Stated goal:
Repeat the material exactly, every line of it.

Exercise material:
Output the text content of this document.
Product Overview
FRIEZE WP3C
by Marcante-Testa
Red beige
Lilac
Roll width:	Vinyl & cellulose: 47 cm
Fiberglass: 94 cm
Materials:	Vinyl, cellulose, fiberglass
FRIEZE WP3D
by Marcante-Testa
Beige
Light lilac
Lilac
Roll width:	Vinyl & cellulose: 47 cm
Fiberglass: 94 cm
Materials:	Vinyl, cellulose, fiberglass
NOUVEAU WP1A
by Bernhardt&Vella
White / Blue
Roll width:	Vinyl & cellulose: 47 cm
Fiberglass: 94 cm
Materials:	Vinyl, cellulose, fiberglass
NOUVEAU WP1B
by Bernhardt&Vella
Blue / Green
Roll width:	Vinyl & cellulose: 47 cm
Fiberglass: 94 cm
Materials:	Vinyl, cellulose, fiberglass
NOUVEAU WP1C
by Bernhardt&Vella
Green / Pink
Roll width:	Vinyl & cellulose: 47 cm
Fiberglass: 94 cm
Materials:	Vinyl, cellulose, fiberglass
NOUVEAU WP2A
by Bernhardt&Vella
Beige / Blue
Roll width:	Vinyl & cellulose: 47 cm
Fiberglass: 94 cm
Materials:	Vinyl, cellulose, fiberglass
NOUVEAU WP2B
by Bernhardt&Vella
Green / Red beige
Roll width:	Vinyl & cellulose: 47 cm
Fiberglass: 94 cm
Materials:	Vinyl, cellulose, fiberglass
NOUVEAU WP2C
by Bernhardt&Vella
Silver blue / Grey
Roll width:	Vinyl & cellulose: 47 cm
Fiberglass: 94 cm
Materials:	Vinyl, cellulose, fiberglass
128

Answer for the task:
Output the text content of this document.
Product Overview
FRIEZE WP3C
by Marcante-Testa
Red beige
Lilac
Roll width:	Vinyl & cellulose: 47 cm
Fiberglass: 94 cm
Materials:	Vinyl, cellulose, fiberglass
FRIEZE WP3D
by Marcante-Testa
Beige
Light lilac
Lilac
Roll width:	Vinyl & cellulose: 47 cm
Fiberglass: 94 cm
Materials:	Vinyl, cellulose, fiberglass
NOUVEAU WP1A
by Bernhardt&Vella
White / Blue
Roll width:	Vinyl & cellulose: 47 cm
Fiberglass: 94 cm
Materials:	Vinyl, cellulose, fiberglass
NOUVEAU WP1B
by Bernhardt&Vella
Blue / Green
Roll width:	Vinyl & cellulose: 47 cm
Fiberglass: 94 cm
Materials:	Vinyl, cellulose, fiberglass
NOUVEAU WP1C
by Bernhardt&Vella
Green / Pink
Roll width:	Vinyl & cellulose: 47 cm
Fiberglass: 94 cm
Materials:	Vinyl, cellulose, fiberglass
NOUVEAU WP2A
by Bernhardt&Vella
Beige / Blue
Roll width:	Vinyl & cellulose: 47 cm
Fiberglass: 94 cm
Materials:	Vinyl, cellulose, fiberglass
NOUVEAU WP2B
by Bernhardt&Vella
Green / Red beige
Roll width:	Vinyl & cellulose: 47 cm
Fiberglass: 94 cm
Materials:	Vinyl, cellulose, fiberglass
NOUVEAU WP2C
by Bernhardt&Vella
Silver blue / Grey
Roll width:	Vinyl & cellulose: 47 cm
Fiberglass: 94 cm
Materials:	Vinyl, cellulose, fiberglass
128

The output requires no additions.